=== BRIEF ===
Output the material word for word. Leave each picture out.

※ ※ ※

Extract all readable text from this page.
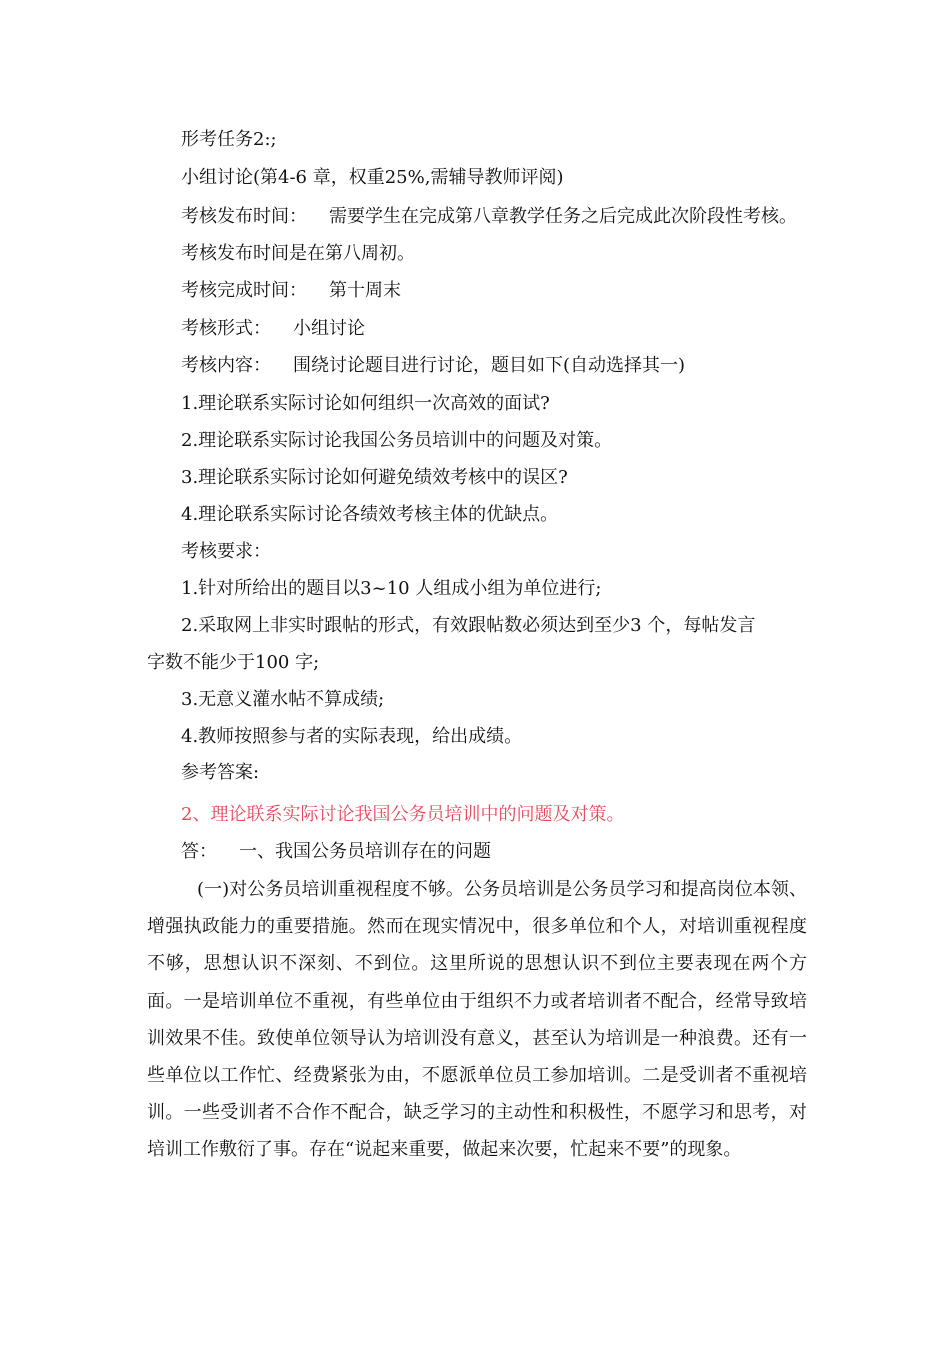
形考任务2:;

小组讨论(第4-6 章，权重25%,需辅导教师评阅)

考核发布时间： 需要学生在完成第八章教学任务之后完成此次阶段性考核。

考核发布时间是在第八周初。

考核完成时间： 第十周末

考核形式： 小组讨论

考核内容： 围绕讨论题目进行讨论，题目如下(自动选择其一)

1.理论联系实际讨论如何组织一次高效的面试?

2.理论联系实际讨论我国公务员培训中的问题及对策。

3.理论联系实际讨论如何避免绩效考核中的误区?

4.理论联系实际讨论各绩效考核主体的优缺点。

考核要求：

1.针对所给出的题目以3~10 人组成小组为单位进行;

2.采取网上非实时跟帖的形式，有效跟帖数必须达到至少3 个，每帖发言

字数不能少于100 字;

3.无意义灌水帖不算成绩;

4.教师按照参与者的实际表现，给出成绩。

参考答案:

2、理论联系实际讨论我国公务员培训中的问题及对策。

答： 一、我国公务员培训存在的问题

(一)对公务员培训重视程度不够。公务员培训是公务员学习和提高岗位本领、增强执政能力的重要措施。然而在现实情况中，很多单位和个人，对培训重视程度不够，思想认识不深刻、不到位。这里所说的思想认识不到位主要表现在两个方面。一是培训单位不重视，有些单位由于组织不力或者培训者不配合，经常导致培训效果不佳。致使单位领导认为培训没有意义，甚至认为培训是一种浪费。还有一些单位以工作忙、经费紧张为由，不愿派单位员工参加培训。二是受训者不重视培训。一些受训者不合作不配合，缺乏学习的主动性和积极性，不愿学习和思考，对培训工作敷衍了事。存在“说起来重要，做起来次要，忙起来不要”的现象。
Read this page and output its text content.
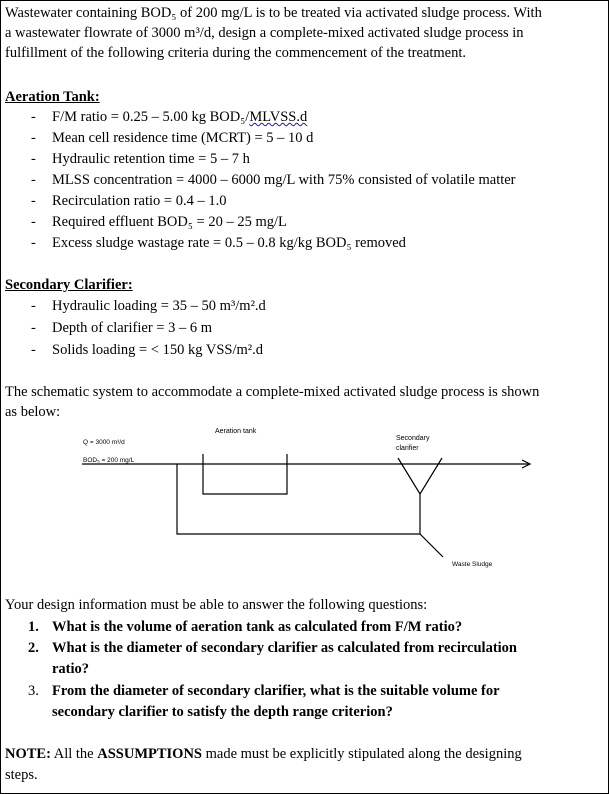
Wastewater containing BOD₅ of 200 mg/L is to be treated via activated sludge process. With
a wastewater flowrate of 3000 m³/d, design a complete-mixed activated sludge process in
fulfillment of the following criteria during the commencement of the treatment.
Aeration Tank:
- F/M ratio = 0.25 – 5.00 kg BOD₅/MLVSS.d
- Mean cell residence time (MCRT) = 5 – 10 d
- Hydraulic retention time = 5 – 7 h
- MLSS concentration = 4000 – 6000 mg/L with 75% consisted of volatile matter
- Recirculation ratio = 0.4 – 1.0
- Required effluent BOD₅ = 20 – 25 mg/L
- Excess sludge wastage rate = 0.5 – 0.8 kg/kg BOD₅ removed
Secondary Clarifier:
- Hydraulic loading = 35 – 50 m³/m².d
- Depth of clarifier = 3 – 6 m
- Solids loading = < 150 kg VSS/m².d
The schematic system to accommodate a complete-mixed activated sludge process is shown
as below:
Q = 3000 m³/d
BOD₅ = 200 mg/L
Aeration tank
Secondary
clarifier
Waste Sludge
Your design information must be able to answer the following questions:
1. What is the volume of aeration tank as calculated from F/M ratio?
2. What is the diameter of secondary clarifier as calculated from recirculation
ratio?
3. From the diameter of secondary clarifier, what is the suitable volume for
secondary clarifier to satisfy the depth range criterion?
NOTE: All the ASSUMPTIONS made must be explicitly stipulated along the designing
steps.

※ ※ ※

=== IN RESPONSE ===
Extract all readable text from this page.
形考任务2:;

小组讨论(第4-6 章，权重25%,需辅导教师评阅)

考核发布时间： 需要学生在完成第八章教学任务之后完成此次阶段性考核。

考核发布时间是在第八周初。

考核完成时间： 第十周末

考核形式： 小组讨论

考核内容： 围绕讨论题目进行讨论，题目如下(自动选择其一)

1.理论联系实际讨论如何组织一次高效的面试?

2.理论联系实际讨论我国公务员培训中的问题及对策。

3.理论联系实际讨论如何避免绩效考核中的误区?

4.理论联系实际讨论各绩效考核主体的优缺点。

考核要求：

1.针对所给出的题目以3~10 人组成小组为单位进行;

2.采取网上非实时跟帖的形式，有效跟帖数必须达到至少3 个，每帖发言

字数不能少于100 字;

3.无意义灌水帖不算成绩;

4.教师按照参与者的实际表现，给出成绩。

参考答案:

2、理论联系实际讨论我国公务员培训中的问题及对策。

答： 一、我国公务员培训存在的问题

(一)对公务员培训重视程度不够。公务员培训是公务员学习和提高岗位本领、增强执政能力的重要措施。然而在现实情况中，很多单位和个人，对培训重视程度不够，思想认识不深刻、不到位。这里所说的思想认识不到位主要表现在两个方面。一是培训单位不重视，有些单位由于组织不力或者培训者不配合，经常导致培训效果不佳。致使单位领导认为培训没有意义，甚至认为培训是一种浪费。还有一些单位以工作忙、经费紧张为由，不愿派单位员工参加培训。二是受训者不重视培训。一些受训者不合作不配合，缺乏学习的主动性和积极性，不愿学习和思考，对培训工作敷衍了事。存在“说起来重要，做起来次要，忙起来不要”的现象。
Read this page and output its text content.
Wastewater containing BOD₅ of 200 mg/L is to be treated via activated sludge process. With
a wastewater flowrate of 3000 m³/d, design a complete-mixed activated sludge process in
fulfillment of the following criteria during the commencement of the treatment.
Aeration Tank:
- F/M ratio = 0.25 – 5.00 kg BOD₅/MLVSS.d
- Mean cell residence time (MCRT) = 5 – 10 d
- Hydraulic retention time = 5 – 7 h
- MLSS concentration = 4000 – 6000 mg/L with 75% consisted of volatile matter
- Recirculation ratio = 0.4 – 1.0
- Required effluent BOD₅ = 20 – 25 mg/L
- Excess sludge wastage rate = 0.5 – 0.8 kg/kg BOD₅ removed
Secondary Clarifier:
- Hydraulic loading = 35 – 50 m³/m².d
- Depth of clarifier = 3 – 6 m
- Solids loading = < 150 kg VSS/m².d
The schematic system to accommodate a complete-mixed activated sludge process is shown
as below:
Q = 3000 m³/d
BOD₅ = 200 mg/L
Aeration tank
Secondary
clarifier
Waste Sludge
Your design information must be able to answer the following questions:
1. What is the volume of aeration tank as calculated from F/M ratio?
2. What is the diameter of secondary clarifier as calculated from recirculation
ratio?
3. From the diameter of secondary clarifier, what is the suitable volume for
secondary clarifier to satisfy the depth range criterion?
NOTE: All the ASSUMPTIONS made must be explicitly stipulated along the designing
steps.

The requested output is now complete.